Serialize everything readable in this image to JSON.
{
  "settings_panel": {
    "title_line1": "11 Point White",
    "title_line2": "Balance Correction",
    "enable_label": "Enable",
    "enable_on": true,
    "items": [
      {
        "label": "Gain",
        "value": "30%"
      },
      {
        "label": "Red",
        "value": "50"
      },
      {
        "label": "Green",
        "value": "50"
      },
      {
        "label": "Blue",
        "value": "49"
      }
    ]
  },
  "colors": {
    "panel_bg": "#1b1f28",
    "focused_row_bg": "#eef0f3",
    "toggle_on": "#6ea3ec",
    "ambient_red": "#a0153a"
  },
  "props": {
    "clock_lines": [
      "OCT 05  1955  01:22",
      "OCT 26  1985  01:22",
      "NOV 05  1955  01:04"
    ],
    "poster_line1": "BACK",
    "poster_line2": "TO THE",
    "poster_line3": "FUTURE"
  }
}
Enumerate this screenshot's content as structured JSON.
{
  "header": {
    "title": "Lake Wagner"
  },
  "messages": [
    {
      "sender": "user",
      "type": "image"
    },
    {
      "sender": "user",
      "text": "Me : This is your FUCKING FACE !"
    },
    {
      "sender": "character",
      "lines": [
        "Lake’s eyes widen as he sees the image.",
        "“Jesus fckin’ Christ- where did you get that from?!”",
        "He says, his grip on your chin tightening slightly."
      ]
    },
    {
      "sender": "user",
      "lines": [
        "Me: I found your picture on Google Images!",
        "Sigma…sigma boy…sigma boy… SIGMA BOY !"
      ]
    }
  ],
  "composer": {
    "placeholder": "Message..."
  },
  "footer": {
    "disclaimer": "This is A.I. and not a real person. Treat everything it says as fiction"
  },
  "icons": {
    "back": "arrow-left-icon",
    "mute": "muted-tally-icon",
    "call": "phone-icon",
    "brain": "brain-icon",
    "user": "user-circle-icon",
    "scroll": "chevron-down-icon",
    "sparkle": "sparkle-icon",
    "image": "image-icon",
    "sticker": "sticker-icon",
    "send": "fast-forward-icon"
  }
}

◆ Exercise description
All of the records must be retyped exactly as they are.

◆ Exercise solution
Serialize everything readable in this image to JSON.
{
  "settings_panel": {
    "title_line1": "11 Point White",
    "title_line2": "Balance Correction",
    "enable_label": "Enable",
    "enable_on": true,
    "items": [
      {
        "label": "Gain",
        "value": "30%"
      },
      {
        "label": "Red",
        "value": "50"
      },
      {
        "label": "Green",
        "value": "50"
      },
      {
        "label": "Blue",
        "value": "49"
      }
    ]
  },
  "colors": {
    "panel_bg": "#1b1f28",
    "focused_row_bg": "#eef0f3",
    "toggle_on": "#6ea3ec",
    "ambient_red": "#a0153a"
  },
  "props": {
    "clock_lines": [
      "OCT 05  1955  01:22",
      "OCT 26  1985  01:22",
      "NOV 05  1955  01:04"
    ],
    "poster_line1": "BACK",
    "poster_line2": "TO THE",
    "poster_line3": "FUTURE"
  }
}
Enumerate this screenshot's content as structured JSON.
{
  "header": {
    "title": "Lake Wagner"
  },
  "messages": [
    {
      "sender": "user",
      "type": "image"
    },
    {
      "sender": "user",
      "text": "Me : This is your FUCKING FACE !"
    },
    {
      "sender": "character",
      "lines": [
        "Lake’s eyes widen as he sees the image.",
        "“Jesus fckin’ Christ- where did you get that from?!”",
        "He says, his grip on your chin tightening slightly."
      ]
    },
    {
      "sender": "user",
      "lines": [
        "Me: I found your picture on Google Images!",
        "Sigma…sigma boy…sigma boy… SIGMA BOY !"
      ]
    }
  ],
  "composer": {
    "placeholder": "Message..."
  },
  "footer": {
    "disclaimer": "This is A.I. and not a real person. Treat everything it says as fiction"
  },
  "icons": {
    "back": "arrow-left-icon",
    "mute": "muted-tally-icon",
    "call": "phone-icon",
    "brain": "brain-icon",
    "user": "user-circle-icon",
    "scroll": "chevron-down-icon",
    "sparkle": "sparkle-icon",
    "image": "image-icon",
    "sticker": "sticker-icon",
    "send": "fast-forward-icon"
  }
}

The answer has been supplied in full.